◆ Set exercise ◆
Using the listing below, extract each line that has the word "Traders" in it.

=-=-=-=-=

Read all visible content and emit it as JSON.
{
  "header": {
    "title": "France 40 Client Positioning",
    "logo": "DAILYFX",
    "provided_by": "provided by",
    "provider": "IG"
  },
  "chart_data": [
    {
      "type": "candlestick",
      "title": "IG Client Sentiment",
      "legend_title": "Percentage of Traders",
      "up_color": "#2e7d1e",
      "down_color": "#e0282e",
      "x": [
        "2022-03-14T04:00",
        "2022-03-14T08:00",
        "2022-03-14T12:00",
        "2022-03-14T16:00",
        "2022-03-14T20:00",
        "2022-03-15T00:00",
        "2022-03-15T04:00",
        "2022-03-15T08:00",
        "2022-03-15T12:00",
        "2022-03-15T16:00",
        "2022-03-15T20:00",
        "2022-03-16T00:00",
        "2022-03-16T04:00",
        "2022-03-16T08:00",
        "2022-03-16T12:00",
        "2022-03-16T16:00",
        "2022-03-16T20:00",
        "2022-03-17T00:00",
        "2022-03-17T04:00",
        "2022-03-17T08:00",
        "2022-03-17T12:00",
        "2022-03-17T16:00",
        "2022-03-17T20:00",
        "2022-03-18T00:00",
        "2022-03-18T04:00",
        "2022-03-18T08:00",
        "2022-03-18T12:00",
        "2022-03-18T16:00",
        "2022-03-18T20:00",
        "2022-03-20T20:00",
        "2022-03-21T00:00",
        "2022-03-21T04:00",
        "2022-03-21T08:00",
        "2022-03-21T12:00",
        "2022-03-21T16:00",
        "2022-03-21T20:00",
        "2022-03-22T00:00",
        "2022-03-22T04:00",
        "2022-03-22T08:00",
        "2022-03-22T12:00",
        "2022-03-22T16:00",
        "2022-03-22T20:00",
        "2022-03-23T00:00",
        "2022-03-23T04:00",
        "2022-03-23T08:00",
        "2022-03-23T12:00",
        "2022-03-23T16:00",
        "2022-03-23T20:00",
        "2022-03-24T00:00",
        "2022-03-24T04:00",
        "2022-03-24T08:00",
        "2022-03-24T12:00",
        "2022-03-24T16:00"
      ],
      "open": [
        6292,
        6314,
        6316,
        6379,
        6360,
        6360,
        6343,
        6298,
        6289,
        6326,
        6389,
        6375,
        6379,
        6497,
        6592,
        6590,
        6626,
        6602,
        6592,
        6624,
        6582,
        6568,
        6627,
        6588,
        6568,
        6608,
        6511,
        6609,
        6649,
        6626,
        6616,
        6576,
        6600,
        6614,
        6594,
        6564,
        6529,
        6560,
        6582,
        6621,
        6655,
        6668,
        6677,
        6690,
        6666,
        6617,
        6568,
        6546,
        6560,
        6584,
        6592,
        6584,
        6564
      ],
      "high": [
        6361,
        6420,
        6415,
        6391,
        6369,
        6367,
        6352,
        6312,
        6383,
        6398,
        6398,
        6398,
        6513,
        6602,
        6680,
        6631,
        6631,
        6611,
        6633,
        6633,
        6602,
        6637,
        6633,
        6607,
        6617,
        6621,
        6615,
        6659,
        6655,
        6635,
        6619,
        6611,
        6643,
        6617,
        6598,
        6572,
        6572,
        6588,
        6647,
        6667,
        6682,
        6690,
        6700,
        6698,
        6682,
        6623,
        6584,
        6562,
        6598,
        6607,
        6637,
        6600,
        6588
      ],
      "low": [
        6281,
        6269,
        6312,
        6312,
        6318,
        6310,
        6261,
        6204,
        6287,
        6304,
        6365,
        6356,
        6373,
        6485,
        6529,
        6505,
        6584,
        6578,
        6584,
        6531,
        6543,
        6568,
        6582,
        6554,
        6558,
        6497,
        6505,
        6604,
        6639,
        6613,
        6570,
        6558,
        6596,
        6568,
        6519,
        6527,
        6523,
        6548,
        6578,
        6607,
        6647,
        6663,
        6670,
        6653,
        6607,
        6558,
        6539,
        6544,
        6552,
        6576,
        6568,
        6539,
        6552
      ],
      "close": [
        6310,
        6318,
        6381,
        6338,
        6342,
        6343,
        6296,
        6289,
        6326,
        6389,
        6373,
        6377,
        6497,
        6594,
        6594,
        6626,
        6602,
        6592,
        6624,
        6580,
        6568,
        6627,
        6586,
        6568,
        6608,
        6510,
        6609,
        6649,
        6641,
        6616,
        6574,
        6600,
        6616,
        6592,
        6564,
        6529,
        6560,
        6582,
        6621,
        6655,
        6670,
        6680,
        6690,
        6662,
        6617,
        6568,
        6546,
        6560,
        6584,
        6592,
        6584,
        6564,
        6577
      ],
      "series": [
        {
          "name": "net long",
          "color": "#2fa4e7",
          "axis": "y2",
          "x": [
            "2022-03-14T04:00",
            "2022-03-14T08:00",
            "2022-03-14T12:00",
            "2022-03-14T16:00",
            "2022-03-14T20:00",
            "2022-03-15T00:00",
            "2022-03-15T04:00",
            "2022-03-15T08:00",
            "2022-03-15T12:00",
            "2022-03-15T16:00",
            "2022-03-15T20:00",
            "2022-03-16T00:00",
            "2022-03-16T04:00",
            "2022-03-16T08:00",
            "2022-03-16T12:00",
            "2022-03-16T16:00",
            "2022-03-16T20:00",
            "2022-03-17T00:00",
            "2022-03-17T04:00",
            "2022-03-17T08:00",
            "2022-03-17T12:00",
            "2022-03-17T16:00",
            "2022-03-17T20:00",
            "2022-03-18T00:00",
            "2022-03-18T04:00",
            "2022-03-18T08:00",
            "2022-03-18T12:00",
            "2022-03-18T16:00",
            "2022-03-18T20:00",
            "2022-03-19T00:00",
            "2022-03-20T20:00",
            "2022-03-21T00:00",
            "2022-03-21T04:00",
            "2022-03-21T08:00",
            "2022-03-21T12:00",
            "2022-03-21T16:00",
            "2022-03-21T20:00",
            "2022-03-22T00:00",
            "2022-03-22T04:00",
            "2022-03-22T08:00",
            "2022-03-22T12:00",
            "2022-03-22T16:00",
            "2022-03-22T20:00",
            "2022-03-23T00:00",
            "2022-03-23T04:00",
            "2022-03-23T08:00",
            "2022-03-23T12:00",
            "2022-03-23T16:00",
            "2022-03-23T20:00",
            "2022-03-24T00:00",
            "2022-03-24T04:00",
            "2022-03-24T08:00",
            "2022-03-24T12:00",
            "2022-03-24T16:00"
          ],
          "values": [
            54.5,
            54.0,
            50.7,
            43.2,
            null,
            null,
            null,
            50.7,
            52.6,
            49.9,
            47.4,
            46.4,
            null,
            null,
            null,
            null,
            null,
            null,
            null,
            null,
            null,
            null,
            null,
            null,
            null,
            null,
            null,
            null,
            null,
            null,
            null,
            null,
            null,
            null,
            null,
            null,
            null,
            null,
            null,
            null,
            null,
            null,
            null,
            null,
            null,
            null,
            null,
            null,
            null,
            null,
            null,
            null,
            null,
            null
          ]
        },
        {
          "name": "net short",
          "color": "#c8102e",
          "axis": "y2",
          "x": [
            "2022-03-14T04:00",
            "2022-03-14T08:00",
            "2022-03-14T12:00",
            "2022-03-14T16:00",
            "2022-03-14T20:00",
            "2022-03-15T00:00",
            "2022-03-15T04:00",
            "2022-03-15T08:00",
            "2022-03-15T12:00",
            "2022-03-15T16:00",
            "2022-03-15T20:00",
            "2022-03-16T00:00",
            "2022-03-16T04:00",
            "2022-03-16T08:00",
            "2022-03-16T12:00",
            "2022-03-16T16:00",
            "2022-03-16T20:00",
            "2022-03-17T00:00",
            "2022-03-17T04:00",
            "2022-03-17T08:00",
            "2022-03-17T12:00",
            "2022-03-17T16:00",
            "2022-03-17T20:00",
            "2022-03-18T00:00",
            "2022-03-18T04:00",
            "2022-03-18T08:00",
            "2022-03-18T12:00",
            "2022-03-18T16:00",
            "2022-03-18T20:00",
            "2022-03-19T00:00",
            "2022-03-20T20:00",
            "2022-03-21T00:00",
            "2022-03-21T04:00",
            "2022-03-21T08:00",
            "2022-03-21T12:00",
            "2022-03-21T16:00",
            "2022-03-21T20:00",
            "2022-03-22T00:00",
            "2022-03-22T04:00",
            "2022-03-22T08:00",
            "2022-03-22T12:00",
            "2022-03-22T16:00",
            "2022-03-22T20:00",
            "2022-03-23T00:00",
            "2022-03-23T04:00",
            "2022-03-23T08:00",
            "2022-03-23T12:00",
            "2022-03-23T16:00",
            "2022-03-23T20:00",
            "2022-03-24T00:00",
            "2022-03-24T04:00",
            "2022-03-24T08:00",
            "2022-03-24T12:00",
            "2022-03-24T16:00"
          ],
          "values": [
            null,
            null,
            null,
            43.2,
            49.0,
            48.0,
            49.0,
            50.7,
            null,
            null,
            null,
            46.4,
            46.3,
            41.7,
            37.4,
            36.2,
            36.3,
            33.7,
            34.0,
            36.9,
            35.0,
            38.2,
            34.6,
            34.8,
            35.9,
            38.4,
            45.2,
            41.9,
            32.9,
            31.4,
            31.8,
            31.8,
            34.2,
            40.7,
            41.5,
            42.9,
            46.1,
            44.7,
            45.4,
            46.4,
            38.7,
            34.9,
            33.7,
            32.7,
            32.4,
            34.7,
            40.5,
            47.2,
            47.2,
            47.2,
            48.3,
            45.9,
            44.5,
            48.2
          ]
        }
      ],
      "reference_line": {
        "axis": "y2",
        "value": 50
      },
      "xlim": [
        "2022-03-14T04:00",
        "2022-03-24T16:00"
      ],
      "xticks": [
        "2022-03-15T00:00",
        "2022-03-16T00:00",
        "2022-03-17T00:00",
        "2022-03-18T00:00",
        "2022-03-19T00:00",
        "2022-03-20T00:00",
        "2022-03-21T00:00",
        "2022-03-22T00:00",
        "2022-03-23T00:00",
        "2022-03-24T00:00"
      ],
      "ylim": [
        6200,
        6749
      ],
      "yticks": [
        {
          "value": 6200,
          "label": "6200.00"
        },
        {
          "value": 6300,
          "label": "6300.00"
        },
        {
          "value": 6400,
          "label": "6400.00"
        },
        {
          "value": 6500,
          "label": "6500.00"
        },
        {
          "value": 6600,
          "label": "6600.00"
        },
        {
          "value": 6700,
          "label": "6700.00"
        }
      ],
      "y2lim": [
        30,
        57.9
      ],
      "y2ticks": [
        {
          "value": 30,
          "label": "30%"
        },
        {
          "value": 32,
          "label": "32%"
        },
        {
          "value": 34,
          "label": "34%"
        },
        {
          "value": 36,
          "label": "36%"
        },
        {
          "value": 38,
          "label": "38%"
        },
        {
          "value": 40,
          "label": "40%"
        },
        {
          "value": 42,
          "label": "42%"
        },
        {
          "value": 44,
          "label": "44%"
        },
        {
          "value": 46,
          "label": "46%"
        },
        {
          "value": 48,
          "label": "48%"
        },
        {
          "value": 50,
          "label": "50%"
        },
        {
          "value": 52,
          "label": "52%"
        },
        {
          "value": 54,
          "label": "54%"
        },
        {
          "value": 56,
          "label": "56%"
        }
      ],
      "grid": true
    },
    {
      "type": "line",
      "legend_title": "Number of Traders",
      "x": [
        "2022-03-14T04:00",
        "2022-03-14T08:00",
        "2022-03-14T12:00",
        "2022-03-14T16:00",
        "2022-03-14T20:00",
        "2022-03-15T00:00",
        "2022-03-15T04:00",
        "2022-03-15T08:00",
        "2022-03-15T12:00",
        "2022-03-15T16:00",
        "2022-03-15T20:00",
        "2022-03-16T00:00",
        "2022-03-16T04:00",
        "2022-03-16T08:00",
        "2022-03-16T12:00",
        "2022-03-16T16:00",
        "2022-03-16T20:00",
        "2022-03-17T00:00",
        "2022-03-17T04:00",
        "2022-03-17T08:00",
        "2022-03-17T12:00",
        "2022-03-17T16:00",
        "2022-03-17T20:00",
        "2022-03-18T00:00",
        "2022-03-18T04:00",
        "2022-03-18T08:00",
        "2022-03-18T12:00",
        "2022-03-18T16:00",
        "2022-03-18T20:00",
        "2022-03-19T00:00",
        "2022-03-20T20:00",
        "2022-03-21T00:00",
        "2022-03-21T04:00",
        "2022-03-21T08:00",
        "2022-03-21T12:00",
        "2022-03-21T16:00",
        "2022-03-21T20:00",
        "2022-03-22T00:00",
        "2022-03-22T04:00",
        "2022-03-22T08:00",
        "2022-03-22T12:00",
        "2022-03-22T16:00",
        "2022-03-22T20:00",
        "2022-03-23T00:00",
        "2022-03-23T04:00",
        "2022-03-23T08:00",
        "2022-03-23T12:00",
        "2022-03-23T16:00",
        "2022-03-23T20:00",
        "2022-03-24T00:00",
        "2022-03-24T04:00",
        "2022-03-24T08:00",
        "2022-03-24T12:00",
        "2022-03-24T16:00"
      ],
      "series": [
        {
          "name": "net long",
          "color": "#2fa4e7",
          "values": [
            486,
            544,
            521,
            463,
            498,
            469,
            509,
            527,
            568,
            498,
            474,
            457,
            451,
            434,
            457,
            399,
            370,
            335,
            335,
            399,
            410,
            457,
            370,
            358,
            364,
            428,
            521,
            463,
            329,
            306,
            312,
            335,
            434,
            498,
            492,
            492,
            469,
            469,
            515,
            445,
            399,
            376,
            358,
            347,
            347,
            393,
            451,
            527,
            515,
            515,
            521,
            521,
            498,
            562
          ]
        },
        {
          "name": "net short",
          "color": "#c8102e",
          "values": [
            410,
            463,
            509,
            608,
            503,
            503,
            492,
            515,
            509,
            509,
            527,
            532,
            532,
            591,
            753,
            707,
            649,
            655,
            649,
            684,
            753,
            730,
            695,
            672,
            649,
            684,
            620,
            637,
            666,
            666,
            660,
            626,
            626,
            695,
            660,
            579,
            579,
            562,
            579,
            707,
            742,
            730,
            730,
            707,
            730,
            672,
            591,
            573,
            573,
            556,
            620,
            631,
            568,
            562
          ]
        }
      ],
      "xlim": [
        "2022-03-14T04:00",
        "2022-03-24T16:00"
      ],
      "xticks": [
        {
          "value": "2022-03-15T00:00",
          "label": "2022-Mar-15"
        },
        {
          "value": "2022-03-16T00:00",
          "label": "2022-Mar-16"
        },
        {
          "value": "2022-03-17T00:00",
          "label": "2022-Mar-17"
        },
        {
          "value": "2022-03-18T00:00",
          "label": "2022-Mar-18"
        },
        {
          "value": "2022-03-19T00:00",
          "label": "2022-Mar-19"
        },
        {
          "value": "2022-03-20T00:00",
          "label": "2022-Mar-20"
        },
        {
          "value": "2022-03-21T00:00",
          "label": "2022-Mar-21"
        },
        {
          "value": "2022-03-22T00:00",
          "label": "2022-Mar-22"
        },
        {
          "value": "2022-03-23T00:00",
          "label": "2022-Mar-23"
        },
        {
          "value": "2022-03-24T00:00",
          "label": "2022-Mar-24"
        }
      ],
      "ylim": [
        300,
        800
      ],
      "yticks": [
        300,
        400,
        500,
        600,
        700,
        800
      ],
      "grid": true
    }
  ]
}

=-=-=-=-=

◆ Answer to this problem ◆
      "legend_title": "Percentage of Traders",
      "legend_title": "Number of Traders",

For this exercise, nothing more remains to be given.